WHAT IS REQUIRED:
Exactly as given, repeat all of the entries.

PROVIDED ENTRIES:

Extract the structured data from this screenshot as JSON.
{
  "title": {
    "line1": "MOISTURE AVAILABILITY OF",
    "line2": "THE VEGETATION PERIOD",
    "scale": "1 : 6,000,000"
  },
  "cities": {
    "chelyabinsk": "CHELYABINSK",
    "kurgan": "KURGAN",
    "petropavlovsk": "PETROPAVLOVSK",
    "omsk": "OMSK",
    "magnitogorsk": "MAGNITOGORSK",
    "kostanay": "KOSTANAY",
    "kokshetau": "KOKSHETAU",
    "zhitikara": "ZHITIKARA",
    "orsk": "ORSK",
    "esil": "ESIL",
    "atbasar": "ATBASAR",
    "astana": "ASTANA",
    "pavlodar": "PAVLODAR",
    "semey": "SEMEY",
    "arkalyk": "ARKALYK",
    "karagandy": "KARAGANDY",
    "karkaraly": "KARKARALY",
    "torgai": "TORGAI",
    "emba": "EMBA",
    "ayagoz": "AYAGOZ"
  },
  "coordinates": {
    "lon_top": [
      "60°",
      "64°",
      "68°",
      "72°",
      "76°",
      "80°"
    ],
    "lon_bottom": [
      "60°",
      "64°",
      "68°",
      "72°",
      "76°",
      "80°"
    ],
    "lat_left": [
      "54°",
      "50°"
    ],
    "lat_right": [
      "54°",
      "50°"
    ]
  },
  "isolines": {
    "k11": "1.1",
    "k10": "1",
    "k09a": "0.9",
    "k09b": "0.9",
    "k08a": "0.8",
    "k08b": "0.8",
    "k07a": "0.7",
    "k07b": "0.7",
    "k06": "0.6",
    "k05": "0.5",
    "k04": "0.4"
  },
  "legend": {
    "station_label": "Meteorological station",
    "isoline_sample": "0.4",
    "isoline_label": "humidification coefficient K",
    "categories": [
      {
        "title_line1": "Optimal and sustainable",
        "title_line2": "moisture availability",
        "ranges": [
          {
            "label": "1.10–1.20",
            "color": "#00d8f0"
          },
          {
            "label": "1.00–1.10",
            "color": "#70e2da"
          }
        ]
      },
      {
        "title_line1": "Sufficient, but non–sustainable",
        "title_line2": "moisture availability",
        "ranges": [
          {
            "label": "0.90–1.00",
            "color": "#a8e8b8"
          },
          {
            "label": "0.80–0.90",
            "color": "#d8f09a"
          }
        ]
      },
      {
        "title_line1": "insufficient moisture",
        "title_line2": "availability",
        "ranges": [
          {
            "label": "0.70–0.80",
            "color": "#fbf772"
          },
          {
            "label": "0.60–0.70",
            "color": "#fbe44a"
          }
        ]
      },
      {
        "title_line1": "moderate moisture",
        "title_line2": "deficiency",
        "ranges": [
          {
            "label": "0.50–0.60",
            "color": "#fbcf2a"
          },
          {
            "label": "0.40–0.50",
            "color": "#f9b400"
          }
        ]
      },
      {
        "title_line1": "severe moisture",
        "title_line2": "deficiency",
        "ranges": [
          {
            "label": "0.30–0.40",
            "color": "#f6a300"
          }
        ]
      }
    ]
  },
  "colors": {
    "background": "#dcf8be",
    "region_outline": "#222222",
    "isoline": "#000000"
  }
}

SOLUTION TO THIS TASK:
Extract the structured data from this screenshot as JSON.
{
  "title": {
    "line1": "MOISTURE AVAILABILITY OF",
    "line2": "THE VEGETATION PERIOD",
    "scale": "1 : 6,000,000"
  },
  "cities": {
    "chelyabinsk": "CHELYABINSK",
    "kurgan": "KURGAN",
    "petropavlovsk": "PETROPAVLOVSK",
    "omsk": "OMSK",
    "magnitogorsk": "MAGNITOGORSK",
    "kostanay": "KOSTANAY",
    "kokshetau": "KOKSHETAU",
    "zhitikara": "ZHITIKARA",
    "orsk": "ORSK",
    "esil": "ESIL",
    "atbasar": "ATBASAR",
    "astana": "ASTANA",
    "pavlodar": "PAVLODAR",
    "semey": "SEMEY",
    "arkalyk": "ARKALYK",
    "karagandy": "KARAGANDY",
    "karkaraly": "KARKARALY",
    "torgai": "TORGAI",
    "emba": "EMBA",
    "ayagoz": "AYAGOZ"
  },
  "coordinates": {
    "lon_top": [
      "60°",
      "64°",
      "68°",
      "72°",
      "76°",
      "80°"
    ],
    "lon_bottom": [
      "60°",
      "64°",
      "68°",
      "72°",
      "76°",
      "80°"
    ],
    "lat_left": [
      "54°",
      "50°"
    ],
    "lat_right": [
      "54°",
      "50°"
    ]
  },
  "isolines": {
    "k11": "1.1",
    "k10": "1",
    "k09a": "0.9",
    "k09b": "0.9",
    "k08a": "0.8",
    "k08b": "0.8",
    "k07a": "0.7",
    "k07b": "0.7",
    "k06": "0.6",
    "k05": "0.5",
    "k04": "0.4"
  },
  "legend": {
    "station_label": "Meteorological station",
    "isoline_sample": "0.4",
    "isoline_label": "humidification coefficient K",
    "categories": [
      {
        "title_line1": "Optimal and sustainable",
        "title_line2": "moisture availability",
        "ranges": [
          {
            "label": "1.10–1.20",
            "color": "#00d8f0"
          },
          {
            "label": "1.00–1.10",
            "color": "#70e2da"
          }
        ]
      },
      {
        "title_line1": "Sufficient, but non–sustainable",
        "title_line2": "moisture availability",
        "ranges": [
          {
            "label": "0.90–1.00",
            "color": "#a8e8b8"
          },
          {
            "label": "0.80–0.90",
            "color": "#d8f09a"
          }
        ]
      },
      {
        "title_line1": "insufficient moisture",
        "title_line2": "availability",
        "ranges": [
          {
            "label": "0.70–0.80",
            "color": "#fbf772"
          },
          {
            "label": "0.60–0.70",
            "color": "#fbe44a"
          }
        ]
      },
      {
        "title_line1": "moderate moisture",
        "title_line2": "deficiency",
        "ranges": [
          {
            "label": "0.50–0.60",
            "color": "#fbcf2a"
          },
          {
            "label": "0.40–0.50",
            "color": "#f9b400"
          }
        ]
      },
      {
        "title_line1": "severe moisture",
        "title_line2": "deficiency",
        "ranges": [
          {
            "label": "0.30–0.40",
            "color": "#f6a300"
          }
        ]
      }
    ]
  },
  "colors": {
    "background": "#dcf8be",
    "region_outline": "#222222",
    "isoline": "#000000"
  }
}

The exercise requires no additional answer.